GIVEN EXERCISE -
From the entries that follow, list every line in which the string "jistotu" appears.

Stored records
- - - - - - -
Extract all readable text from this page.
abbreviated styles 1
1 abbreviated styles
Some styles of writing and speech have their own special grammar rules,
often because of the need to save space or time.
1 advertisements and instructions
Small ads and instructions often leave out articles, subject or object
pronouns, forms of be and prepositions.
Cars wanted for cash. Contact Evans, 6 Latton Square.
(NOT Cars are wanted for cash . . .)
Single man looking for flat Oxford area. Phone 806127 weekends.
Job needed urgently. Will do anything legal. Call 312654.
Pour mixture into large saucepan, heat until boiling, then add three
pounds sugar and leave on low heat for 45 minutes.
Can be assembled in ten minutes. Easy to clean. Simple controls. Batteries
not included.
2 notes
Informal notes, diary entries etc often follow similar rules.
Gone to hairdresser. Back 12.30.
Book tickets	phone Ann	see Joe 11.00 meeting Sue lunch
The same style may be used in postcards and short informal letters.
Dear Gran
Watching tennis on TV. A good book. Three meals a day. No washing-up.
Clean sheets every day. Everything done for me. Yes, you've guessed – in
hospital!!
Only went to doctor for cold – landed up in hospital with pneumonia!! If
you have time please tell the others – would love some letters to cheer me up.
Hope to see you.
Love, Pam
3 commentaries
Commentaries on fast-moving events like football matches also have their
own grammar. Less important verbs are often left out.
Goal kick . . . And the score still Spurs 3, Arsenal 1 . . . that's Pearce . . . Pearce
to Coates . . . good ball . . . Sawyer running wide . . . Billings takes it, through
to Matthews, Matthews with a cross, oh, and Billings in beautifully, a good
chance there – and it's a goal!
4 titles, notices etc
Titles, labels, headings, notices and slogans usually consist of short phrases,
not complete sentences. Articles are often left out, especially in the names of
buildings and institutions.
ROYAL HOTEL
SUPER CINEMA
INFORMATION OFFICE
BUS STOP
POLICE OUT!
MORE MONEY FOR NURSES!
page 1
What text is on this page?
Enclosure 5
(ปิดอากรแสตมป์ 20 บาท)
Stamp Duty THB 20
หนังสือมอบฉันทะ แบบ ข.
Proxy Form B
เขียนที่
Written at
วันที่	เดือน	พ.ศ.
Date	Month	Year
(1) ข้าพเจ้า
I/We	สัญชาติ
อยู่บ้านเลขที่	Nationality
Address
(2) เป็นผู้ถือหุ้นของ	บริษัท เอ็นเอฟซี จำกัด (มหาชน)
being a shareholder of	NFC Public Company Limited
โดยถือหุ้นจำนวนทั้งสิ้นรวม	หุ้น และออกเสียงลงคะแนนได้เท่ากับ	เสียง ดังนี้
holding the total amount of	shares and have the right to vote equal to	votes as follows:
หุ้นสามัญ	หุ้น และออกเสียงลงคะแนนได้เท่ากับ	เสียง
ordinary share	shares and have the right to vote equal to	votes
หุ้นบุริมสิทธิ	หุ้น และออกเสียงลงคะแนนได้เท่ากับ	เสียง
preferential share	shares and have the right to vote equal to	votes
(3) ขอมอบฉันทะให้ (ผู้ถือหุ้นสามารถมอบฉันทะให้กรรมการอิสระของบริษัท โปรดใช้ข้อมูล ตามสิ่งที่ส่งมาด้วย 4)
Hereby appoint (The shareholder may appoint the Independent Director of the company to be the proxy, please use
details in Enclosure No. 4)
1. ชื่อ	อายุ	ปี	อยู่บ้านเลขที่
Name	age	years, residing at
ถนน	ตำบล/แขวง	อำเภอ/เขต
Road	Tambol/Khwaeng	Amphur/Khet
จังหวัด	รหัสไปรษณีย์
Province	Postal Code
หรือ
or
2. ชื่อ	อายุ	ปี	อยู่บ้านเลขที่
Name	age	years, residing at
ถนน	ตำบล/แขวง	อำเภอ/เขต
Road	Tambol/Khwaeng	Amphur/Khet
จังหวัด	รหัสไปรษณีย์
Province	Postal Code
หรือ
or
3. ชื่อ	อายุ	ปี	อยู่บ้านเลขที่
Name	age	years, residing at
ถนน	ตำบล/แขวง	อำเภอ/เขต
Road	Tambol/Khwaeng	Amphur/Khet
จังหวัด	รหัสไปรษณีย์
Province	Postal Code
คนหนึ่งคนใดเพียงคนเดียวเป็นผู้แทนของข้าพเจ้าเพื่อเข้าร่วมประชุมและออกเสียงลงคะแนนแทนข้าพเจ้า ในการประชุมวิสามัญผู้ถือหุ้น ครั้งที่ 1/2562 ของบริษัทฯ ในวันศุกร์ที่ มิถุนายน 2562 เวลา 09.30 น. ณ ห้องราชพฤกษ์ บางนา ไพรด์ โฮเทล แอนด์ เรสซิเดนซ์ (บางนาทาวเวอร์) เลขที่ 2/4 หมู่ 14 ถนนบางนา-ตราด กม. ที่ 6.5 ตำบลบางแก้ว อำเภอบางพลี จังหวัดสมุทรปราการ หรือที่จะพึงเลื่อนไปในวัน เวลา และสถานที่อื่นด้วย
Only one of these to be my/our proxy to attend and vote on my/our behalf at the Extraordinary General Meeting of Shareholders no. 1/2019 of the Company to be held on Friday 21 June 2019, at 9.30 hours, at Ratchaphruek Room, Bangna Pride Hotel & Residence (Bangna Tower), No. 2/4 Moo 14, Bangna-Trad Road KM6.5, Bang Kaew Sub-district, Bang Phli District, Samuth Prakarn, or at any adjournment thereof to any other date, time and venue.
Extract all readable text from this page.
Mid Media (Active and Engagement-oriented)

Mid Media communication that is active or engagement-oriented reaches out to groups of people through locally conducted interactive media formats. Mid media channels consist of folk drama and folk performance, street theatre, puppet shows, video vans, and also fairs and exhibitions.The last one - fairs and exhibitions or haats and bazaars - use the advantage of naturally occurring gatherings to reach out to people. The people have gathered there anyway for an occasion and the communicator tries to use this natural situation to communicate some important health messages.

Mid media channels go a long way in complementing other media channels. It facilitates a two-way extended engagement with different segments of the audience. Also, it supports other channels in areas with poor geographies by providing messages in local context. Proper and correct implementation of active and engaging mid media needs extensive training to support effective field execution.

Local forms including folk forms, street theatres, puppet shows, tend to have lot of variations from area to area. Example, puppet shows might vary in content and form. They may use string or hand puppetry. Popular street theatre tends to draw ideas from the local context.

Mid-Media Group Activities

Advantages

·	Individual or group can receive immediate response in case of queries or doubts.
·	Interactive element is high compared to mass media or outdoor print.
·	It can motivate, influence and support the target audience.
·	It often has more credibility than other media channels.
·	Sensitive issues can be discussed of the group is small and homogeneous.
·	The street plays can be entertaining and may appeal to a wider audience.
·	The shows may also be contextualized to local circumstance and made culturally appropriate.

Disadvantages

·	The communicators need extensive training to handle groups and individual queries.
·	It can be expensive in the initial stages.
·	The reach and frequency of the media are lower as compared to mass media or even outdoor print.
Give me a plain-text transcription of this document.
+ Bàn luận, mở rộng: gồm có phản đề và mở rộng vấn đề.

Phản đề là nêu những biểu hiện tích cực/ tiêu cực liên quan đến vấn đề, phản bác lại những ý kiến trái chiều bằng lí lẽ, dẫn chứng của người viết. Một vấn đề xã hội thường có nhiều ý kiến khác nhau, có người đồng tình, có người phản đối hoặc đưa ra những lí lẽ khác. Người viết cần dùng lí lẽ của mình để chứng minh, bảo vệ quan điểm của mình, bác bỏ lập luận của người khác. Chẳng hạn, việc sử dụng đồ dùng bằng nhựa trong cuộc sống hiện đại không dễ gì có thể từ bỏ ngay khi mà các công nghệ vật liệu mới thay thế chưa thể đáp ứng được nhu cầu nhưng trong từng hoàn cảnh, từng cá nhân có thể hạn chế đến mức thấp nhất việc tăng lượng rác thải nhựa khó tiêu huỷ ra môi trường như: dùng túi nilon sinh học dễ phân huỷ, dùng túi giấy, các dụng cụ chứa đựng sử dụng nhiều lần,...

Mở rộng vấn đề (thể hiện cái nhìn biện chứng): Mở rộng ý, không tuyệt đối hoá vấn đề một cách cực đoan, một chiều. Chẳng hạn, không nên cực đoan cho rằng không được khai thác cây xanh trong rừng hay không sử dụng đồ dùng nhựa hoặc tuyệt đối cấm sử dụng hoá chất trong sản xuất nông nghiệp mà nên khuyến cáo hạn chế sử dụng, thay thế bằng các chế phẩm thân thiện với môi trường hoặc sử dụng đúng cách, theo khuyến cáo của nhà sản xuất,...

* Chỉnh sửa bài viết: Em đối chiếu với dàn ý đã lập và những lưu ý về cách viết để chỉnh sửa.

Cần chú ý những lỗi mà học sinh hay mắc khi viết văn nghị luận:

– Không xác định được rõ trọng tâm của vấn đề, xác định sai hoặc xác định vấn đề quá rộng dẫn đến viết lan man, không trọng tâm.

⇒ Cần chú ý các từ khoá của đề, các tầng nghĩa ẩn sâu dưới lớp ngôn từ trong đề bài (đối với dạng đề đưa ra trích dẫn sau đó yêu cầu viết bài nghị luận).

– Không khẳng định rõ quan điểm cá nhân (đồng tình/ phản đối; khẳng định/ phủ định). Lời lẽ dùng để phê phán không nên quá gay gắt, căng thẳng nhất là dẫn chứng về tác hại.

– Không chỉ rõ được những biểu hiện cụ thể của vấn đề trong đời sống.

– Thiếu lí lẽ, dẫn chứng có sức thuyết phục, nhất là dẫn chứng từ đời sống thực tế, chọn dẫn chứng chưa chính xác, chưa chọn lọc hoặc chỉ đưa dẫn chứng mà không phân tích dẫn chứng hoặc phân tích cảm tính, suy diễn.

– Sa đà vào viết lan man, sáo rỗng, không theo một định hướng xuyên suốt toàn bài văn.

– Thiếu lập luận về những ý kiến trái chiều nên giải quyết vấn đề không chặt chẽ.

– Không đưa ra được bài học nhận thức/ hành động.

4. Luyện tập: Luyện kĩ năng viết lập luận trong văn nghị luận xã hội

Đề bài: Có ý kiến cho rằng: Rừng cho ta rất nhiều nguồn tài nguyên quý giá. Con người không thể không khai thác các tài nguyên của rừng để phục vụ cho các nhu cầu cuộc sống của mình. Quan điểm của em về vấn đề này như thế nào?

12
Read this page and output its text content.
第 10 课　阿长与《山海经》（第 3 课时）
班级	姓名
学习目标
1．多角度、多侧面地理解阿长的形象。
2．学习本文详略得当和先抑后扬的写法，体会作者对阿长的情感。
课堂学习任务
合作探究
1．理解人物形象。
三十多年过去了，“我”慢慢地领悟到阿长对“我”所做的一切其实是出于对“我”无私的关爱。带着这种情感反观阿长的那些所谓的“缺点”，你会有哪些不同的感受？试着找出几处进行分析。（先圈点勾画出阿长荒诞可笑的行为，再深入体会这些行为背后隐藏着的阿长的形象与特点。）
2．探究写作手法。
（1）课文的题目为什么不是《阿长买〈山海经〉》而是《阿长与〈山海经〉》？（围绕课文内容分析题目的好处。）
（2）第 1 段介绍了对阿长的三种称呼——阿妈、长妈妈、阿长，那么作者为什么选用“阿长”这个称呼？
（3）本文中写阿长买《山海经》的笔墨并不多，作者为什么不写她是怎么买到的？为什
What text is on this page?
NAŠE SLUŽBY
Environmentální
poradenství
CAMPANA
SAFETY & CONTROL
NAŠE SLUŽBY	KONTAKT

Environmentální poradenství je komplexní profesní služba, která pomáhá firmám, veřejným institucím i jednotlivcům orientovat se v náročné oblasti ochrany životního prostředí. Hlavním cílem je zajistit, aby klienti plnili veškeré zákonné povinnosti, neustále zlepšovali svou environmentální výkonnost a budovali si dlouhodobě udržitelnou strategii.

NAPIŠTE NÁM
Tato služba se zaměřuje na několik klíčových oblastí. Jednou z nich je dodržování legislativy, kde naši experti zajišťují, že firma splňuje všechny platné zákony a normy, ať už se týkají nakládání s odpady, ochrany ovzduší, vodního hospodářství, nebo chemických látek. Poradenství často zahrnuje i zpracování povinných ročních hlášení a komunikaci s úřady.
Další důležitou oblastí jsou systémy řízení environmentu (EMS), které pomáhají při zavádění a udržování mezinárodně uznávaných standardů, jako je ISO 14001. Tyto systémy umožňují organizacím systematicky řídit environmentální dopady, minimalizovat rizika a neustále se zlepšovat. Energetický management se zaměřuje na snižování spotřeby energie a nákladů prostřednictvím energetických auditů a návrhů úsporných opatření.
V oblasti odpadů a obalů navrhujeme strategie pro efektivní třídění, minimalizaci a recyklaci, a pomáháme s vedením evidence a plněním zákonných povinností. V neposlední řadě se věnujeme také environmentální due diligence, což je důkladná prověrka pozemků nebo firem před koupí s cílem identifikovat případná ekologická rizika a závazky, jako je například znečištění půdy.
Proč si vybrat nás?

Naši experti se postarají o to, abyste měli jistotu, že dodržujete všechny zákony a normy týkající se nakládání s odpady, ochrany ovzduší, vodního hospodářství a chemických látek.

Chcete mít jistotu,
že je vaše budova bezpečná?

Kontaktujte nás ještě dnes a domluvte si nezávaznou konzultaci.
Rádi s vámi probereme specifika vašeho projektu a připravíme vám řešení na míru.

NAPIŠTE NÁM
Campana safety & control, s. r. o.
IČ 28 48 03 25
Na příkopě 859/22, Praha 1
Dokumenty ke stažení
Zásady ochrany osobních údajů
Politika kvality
- - - - - - -
THE REPLY -
Naši experti se postarají o to, abyste měli jistotu, že dodržujete všechny zákony a normy týkající se nakládání s odpady, ochrany ovzduší, vodního hospodářství a chemických látek.
Chcete mít jistotu,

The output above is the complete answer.